— begin EXCERPTED DATA —

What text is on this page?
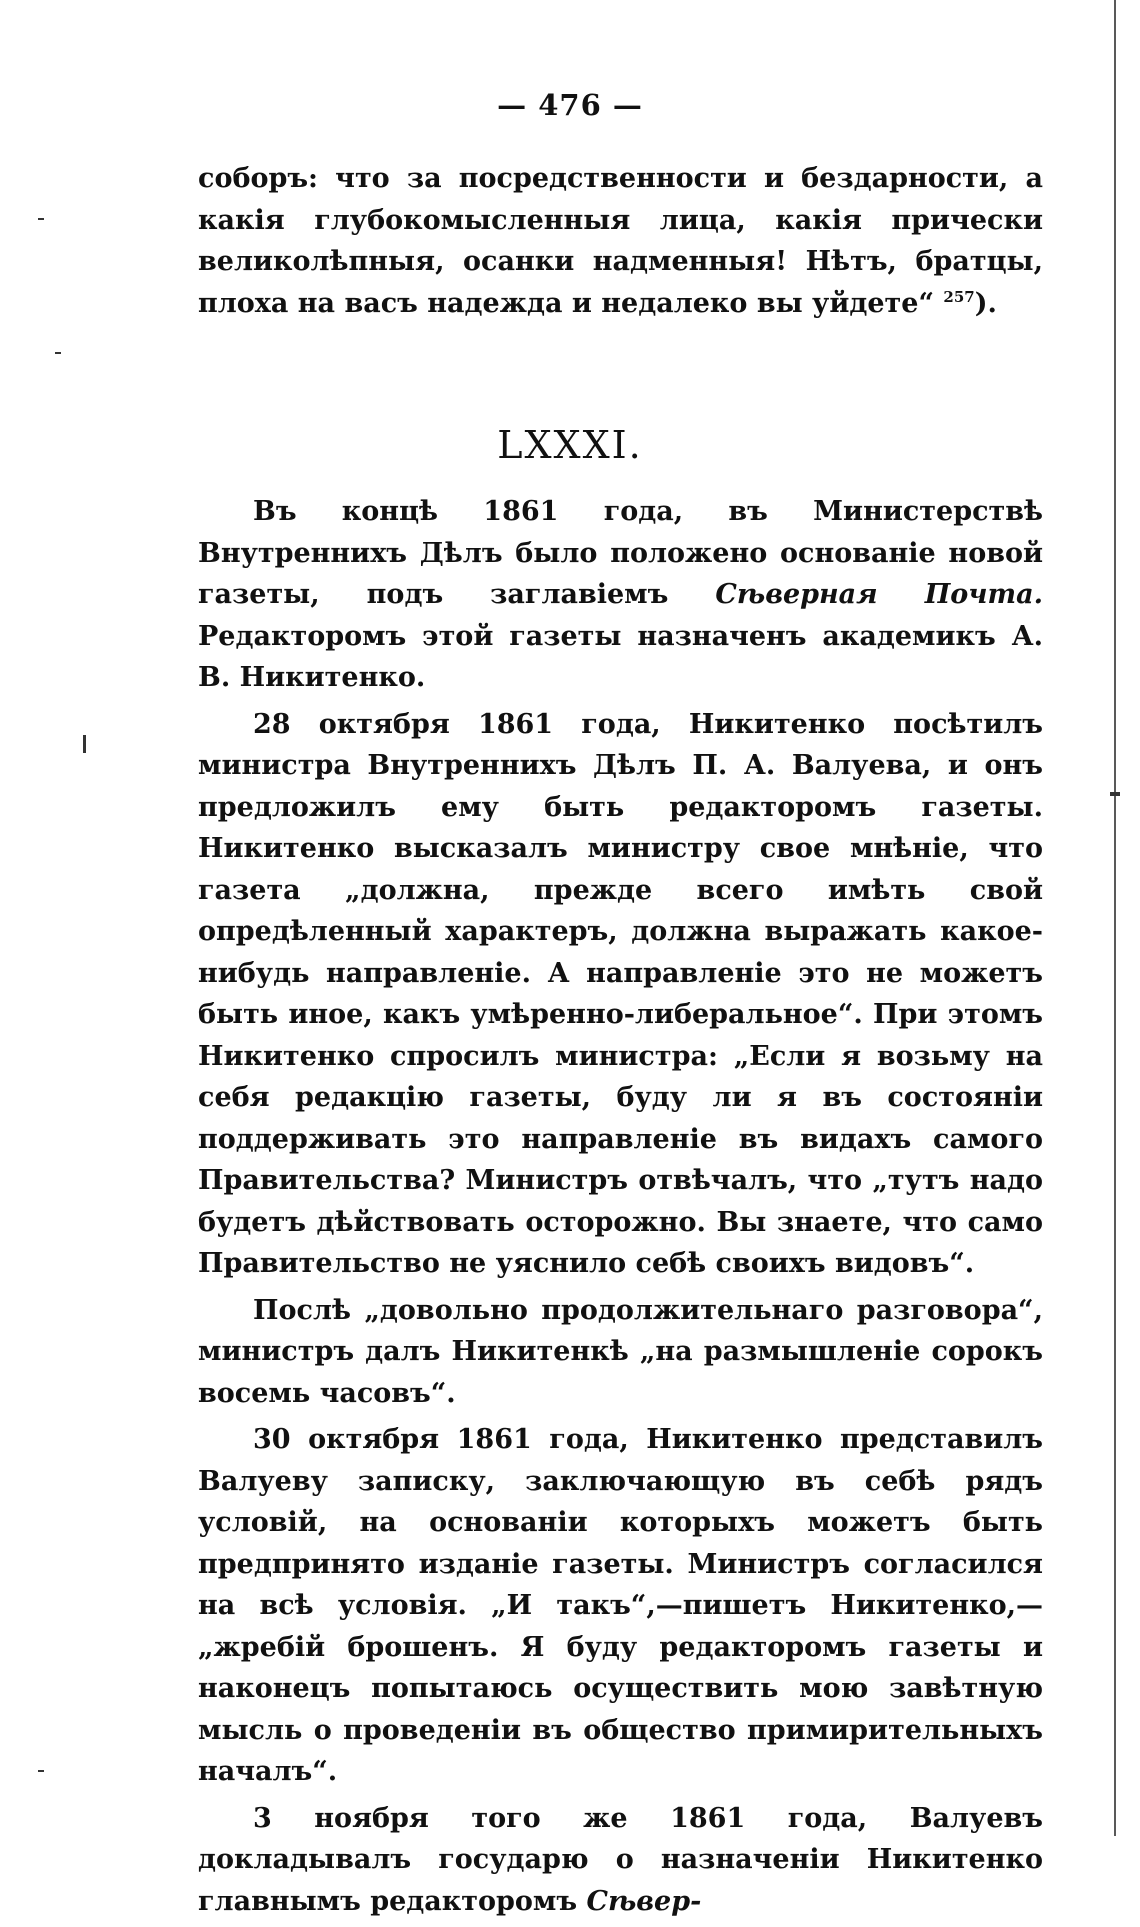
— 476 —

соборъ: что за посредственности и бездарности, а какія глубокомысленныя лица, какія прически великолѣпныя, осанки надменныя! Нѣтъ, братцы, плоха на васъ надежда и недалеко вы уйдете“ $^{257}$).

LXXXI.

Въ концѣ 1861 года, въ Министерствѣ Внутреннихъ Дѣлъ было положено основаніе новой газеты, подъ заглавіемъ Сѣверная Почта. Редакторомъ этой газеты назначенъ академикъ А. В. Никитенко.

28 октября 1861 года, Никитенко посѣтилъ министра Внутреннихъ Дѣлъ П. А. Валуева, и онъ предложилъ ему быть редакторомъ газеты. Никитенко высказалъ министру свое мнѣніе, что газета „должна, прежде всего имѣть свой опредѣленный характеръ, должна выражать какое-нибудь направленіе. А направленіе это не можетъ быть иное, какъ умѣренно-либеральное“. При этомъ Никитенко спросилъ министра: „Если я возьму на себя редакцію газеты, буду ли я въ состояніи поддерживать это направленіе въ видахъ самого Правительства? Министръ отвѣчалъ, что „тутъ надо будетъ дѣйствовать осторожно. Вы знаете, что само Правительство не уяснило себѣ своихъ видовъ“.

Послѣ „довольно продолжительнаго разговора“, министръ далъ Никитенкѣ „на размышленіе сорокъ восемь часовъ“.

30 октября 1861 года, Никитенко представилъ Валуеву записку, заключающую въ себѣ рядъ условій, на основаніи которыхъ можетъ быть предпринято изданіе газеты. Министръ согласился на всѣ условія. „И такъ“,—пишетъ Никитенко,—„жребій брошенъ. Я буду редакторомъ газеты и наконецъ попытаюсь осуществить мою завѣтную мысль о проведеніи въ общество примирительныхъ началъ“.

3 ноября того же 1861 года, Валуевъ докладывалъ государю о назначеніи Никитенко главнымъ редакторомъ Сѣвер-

— end EXCERPTED DATA —
— begin EXCERPTED DATA —

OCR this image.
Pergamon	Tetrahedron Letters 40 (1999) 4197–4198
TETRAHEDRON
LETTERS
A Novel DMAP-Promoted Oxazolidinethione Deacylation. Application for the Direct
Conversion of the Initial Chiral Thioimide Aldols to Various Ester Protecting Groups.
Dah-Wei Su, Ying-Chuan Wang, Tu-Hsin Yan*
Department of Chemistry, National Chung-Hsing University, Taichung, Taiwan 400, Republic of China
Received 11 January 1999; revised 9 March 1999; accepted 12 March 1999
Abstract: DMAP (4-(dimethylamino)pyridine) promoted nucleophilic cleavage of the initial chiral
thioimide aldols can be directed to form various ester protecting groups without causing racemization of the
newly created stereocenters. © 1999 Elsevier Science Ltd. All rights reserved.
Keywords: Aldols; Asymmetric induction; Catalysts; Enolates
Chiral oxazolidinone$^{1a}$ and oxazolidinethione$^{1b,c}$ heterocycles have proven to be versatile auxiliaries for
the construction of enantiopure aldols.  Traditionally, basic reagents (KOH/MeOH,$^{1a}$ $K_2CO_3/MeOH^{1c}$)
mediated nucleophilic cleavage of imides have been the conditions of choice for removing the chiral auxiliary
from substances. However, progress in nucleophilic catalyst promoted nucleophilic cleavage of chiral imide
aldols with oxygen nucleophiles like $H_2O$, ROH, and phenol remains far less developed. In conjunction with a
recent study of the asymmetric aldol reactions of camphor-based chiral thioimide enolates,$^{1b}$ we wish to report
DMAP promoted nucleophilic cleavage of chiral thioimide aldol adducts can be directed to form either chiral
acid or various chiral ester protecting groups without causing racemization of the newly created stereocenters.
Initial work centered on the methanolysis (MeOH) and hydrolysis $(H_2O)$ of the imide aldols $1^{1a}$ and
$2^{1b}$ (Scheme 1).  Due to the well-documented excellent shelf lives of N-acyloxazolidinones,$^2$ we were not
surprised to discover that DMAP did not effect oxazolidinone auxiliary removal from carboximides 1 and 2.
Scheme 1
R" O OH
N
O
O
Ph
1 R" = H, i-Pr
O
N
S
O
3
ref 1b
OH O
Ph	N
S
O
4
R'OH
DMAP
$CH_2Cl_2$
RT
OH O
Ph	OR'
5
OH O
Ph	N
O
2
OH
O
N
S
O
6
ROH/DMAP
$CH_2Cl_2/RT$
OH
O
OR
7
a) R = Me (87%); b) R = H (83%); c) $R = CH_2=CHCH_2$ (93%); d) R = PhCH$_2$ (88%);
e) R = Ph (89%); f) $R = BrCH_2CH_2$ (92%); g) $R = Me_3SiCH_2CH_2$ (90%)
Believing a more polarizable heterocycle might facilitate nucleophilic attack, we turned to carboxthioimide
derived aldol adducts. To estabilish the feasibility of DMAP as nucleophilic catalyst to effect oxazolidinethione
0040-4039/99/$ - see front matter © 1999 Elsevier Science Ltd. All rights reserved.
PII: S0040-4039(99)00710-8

— end EXCERPTED DATA —

__BRIEF__. Extract all lines from the material above that include the word "racemization".

__WRITTEN ANSWER__.
thioimide aldols can be directed to form various ester protecting groups without causing racemization of the
acid or various chiral ester protecting groups without causing racemization of the newly created stereocenters.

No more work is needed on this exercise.